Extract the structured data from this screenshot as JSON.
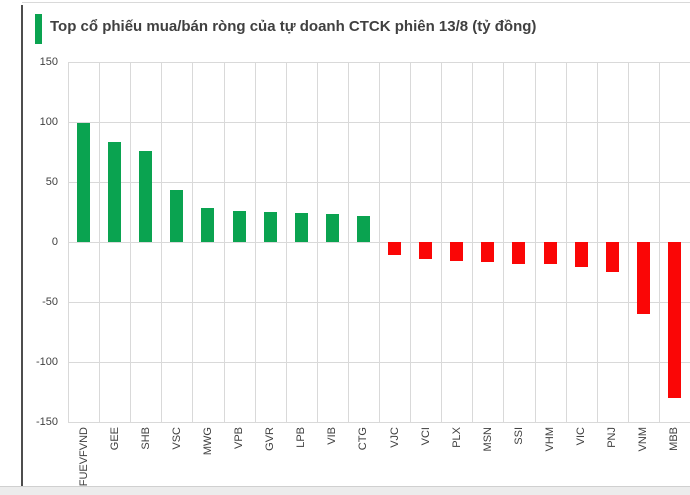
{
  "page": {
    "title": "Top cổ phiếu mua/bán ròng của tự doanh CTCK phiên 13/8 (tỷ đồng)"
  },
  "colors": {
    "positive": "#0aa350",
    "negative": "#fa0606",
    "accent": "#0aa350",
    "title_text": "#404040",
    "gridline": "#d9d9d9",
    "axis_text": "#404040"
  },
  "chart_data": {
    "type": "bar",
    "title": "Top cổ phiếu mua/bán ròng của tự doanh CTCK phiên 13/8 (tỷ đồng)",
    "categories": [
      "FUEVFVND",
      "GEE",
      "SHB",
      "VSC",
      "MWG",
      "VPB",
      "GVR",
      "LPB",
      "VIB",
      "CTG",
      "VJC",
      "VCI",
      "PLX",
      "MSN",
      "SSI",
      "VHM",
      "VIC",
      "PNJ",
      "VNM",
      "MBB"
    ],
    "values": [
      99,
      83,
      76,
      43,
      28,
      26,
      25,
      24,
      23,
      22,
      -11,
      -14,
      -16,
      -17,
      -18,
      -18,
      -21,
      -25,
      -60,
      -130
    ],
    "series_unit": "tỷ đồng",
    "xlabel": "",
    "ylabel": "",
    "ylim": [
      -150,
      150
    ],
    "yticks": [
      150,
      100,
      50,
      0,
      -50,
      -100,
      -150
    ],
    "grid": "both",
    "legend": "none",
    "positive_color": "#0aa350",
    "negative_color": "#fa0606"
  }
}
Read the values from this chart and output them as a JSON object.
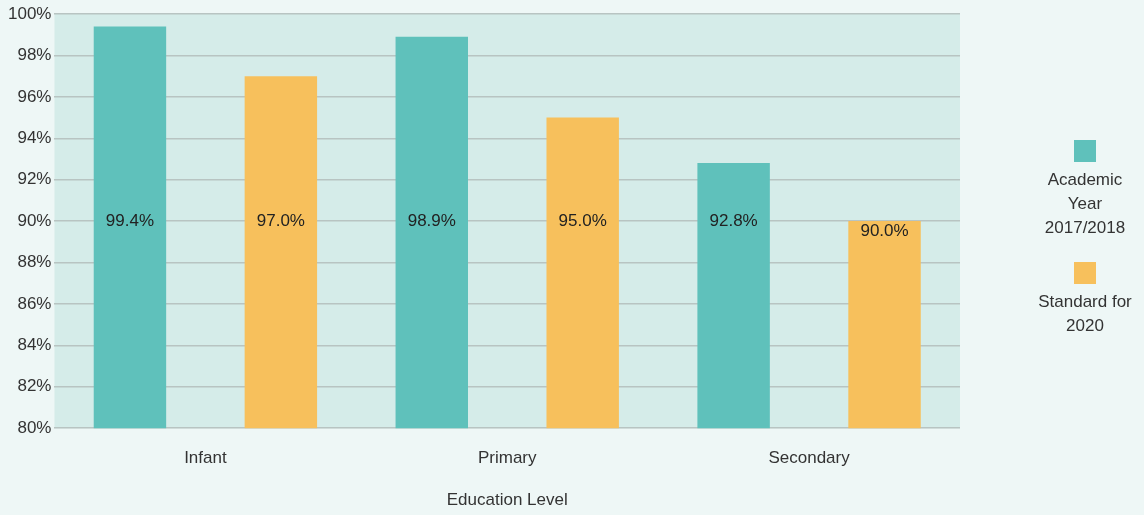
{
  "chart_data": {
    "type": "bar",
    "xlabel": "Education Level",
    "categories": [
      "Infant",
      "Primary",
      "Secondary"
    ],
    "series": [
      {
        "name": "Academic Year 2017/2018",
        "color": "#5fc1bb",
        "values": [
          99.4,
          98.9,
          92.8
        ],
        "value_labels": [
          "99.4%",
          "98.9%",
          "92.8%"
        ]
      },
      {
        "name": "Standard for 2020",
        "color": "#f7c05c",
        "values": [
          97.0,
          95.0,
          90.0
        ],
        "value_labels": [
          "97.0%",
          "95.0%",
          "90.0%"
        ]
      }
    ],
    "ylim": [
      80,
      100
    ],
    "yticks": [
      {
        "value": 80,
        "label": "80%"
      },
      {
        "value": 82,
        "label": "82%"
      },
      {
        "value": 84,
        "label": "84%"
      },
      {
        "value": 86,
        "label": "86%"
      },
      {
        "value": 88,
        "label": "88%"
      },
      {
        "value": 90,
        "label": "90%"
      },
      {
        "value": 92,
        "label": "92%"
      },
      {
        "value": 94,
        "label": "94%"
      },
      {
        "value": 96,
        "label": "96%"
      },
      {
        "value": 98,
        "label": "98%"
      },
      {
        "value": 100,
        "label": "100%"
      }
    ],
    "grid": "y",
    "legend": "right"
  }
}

→ TASK GOAL: Locate each line containing the string "from" and show it.

→ IN RESPONSE:
Extract the structured data from this screenshot as JSON.
Read the values from this chart and output them as a JSON object.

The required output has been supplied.